A run of records
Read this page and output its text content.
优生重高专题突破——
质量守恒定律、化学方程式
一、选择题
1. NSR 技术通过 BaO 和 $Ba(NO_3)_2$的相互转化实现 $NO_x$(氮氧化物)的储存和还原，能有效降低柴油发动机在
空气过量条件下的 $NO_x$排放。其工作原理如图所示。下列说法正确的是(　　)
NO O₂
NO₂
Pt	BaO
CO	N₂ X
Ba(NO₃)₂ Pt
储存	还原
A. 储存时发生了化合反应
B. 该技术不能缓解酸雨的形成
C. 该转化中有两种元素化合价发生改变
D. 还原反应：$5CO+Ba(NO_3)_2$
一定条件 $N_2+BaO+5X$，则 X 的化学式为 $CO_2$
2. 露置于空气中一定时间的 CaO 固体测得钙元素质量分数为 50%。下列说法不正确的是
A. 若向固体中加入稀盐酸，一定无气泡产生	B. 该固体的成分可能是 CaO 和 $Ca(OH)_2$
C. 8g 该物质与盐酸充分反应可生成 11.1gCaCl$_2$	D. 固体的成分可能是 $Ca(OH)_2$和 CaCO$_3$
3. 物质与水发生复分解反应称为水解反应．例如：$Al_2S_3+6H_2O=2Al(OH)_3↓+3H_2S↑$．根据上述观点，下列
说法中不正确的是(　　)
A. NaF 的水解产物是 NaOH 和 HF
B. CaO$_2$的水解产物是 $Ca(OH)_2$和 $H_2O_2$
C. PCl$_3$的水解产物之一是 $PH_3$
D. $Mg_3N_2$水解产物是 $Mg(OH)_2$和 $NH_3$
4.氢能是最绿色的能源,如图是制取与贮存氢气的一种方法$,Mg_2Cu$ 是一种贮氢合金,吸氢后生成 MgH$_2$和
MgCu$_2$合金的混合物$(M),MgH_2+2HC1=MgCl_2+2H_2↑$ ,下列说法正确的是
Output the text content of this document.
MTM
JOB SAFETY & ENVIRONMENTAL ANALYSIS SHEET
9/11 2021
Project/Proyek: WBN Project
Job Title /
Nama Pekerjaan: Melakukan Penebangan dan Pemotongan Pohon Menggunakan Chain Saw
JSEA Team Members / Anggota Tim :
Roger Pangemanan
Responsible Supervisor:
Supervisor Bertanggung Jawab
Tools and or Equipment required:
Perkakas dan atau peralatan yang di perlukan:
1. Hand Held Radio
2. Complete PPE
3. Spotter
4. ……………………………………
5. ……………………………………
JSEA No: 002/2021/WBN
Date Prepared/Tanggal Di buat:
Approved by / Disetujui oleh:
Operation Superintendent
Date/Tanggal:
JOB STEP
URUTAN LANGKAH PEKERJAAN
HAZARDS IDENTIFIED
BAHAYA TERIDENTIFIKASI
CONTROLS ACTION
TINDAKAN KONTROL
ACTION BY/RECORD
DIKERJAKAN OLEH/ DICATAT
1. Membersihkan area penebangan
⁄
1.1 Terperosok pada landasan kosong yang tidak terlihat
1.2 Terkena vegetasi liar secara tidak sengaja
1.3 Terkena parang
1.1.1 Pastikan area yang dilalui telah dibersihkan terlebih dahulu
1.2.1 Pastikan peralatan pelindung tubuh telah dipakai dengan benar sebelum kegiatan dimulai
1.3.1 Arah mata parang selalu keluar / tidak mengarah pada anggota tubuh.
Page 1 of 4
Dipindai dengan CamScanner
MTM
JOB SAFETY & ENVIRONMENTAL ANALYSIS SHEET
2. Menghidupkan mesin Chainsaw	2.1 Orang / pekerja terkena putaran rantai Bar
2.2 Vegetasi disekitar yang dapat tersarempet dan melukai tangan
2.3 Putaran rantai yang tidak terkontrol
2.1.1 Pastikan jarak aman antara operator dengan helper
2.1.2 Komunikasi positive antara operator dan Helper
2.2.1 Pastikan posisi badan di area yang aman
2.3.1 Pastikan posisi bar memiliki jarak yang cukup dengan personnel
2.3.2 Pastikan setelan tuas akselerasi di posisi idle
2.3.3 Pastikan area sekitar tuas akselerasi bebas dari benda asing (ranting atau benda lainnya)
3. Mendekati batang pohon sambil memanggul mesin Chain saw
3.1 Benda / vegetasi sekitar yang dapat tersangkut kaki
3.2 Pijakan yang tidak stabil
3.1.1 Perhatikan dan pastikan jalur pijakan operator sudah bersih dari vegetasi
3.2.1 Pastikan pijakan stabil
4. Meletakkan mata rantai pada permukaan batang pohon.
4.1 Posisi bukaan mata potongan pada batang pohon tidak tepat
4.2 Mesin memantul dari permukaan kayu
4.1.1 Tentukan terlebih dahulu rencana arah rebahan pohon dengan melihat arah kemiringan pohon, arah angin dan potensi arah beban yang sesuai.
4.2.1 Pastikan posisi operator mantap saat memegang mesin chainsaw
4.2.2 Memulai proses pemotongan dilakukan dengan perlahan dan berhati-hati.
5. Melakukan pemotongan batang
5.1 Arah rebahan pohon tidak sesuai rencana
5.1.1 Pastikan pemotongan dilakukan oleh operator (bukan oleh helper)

Instructions for the task → Print the entries exactly. Include every one.

Complete answer →
Read this page and output its text content.
优生重高专题突破——
质量守恒定律、化学方程式
一、选择题
1. NSR 技术通过 BaO 和 $Ba(NO_3)_2$的相互转化实现 $NO_x$(氮氧化物)的储存和还原，能有效降低柴油发动机在
空气过量条件下的 $NO_x$排放。其工作原理如图所示。下列说法正确的是(　　)
NO O₂
NO₂
Pt	BaO
CO	N₂ X
Ba(NO₃)₂ Pt
储存	还原
A. 储存时发生了化合反应
B. 该技术不能缓解酸雨的形成
C. 该转化中有两种元素化合价发生改变
D. 还原反应：$5CO+Ba(NO_3)_2$
一定条件 $N_2+BaO+5X$，则 X 的化学式为 $CO_2$
2. 露置于空气中一定时间的 CaO 固体测得钙元素质量分数为 50%。下列说法不正确的是
A. 若向固体中加入稀盐酸，一定无气泡产生	B. 该固体的成分可能是 CaO 和 $Ca(OH)_2$
C. 8g 该物质与盐酸充分反应可生成 11.1gCaCl$_2$	D. 固体的成分可能是 $Ca(OH)_2$和 CaCO$_3$
3. 物质与水发生复分解反应称为水解反应．例如：$Al_2S_3+6H_2O=2Al(OH)_3↓+3H_2S↑$．根据上述观点，下列
说法中不正确的是(　　)
A. NaF 的水解产物是 NaOH 和 HF
B. CaO$_2$的水解产物是 $Ca(OH)_2$和 $H_2O_2$
C. PCl$_3$的水解产物之一是 $PH_3$
D. $Mg_3N_2$水解产物是 $Mg(OH)_2$和 $NH_3$
4.氢能是最绿色的能源,如图是制取与贮存氢气的一种方法$,Mg_2Cu$ 是一种贮氢合金,吸氢后生成 MgH$_2$和
MgCu$_2$合金的混合物$(M),MgH_2+2HC1=MgCl_2+2H_2↑$ ,下列说法正确的是
Output the text content of this document.
MTM
JOB SAFETY & ENVIRONMENTAL ANALYSIS SHEET
9/11 2021
Project/Proyek: WBN Project
Job Title /
Nama Pekerjaan: Melakukan Penebangan dan Pemotongan Pohon Menggunakan Chain Saw
JSEA Team Members / Anggota Tim :
Roger Pangemanan
Responsible Supervisor:
Supervisor Bertanggung Jawab
Tools and or Equipment required:
Perkakas dan atau peralatan yang di perlukan:
1. Hand Held Radio
2. Complete PPE
3. Spotter
4. ……………………………………
5. ……………………………………
JSEA No: 002/2021/WBN
Date Prepared/Tanggal Di buat:
Approved by / Disetujui oleh:
Operation Superintendent
Date/Tanggal:
JOB STEP
URUTAN LANGKAH PEKERJAAN
HAZARDS IDENTIFIED
BAHAYA TERIDENTIFIKASI
CONTROLS ACTION
TINDAKAN KONTROL
ACTION BY/RECORD
DIKERJAKAN OLEH/ DICATAT
1. Membersihkan area penebangan
⁄
1.1 Terperosok pada landasan kosong yang tidak terlihat
1.2 Terkena vegetasi liar secara tidak sengaja
1.3 Terkena parang
1.1.1 Pastikan area yang dilalui telah dibersihkan terlebih dahulu
1.2.1 Pastikan peralatan pelindung tubuh telah dipakai dengan benar sebelum kegiatan dimulai
1.3.1 Arah mata parang selalu keluar / tidak mengarah pada anggota tubuh.
Page 1 of 4
Dipindai dengan CamScanner
MTM
JOB SAFETY & ENVIRONMENTAL ANALYSIS SHEET
2. Menghidupkan mesin Chainsaw	2.1 Orang / pekerja terkena putaran rantai Bar
2.2 Vegetasi disekitar yang dapat tersarempet dan melukai tangan
2.3 Putaran rantai yang tidak terkontrol
2.1.1 Pastikan jarak aman antara operator dengan helper
2.1.2 Komunikasi positive antara operator dan Helper
2.2.1 Pastikan posisi badan di area yang aman
2.3.1 Pastikan posisi bar memiliki jarak yang cukup dengan personnel
2.3.2 Pastikan setelan tuas akselerasi di posisi idle
2.3.3 Pastikan area sekitar tuas akselerasi bebas dari benda asing (ranting atau benda lainnya)
3. Mendekati batang pohon sambil memanggul mesin Chain saw
3.1 Benda / vegetasi sekitar yang dapat tersangkut kaki
3.2 Pijakan yang tidak stabil
3.1.1 Perhatikan dan pastikan jalur pijakan operator sudah bersih dari vegetasi
3.2.1 Pastikan pijakan stabil
4. Meletakkan mata rantai pada permukaan batang pohon.
4.1 Posisi bukaan mata potongan pada batang pohon tidak tepat
4.2 Mesin memantul dari permukaan kayu
4.1.1 Tentukan terlebih dahulu rencana arah rebahan pohon dengan melihat arah kemiringan pohon, arah angin dan potensi arah beban yang sesuai.
4.2.1 Pastikan posisi operator mantap saat memegang mesin chainsaw
4.2.2 Memulai proses pemotongan dilakukan dengan perlahan dan berhati-hati.
5. Melakukan pemotongan batang
5.1 Arah rebahan pohon tidak sesuai rencana
5.1.1 Pastikan pemotongan dilakukan oleh operator (bukan oleh helper)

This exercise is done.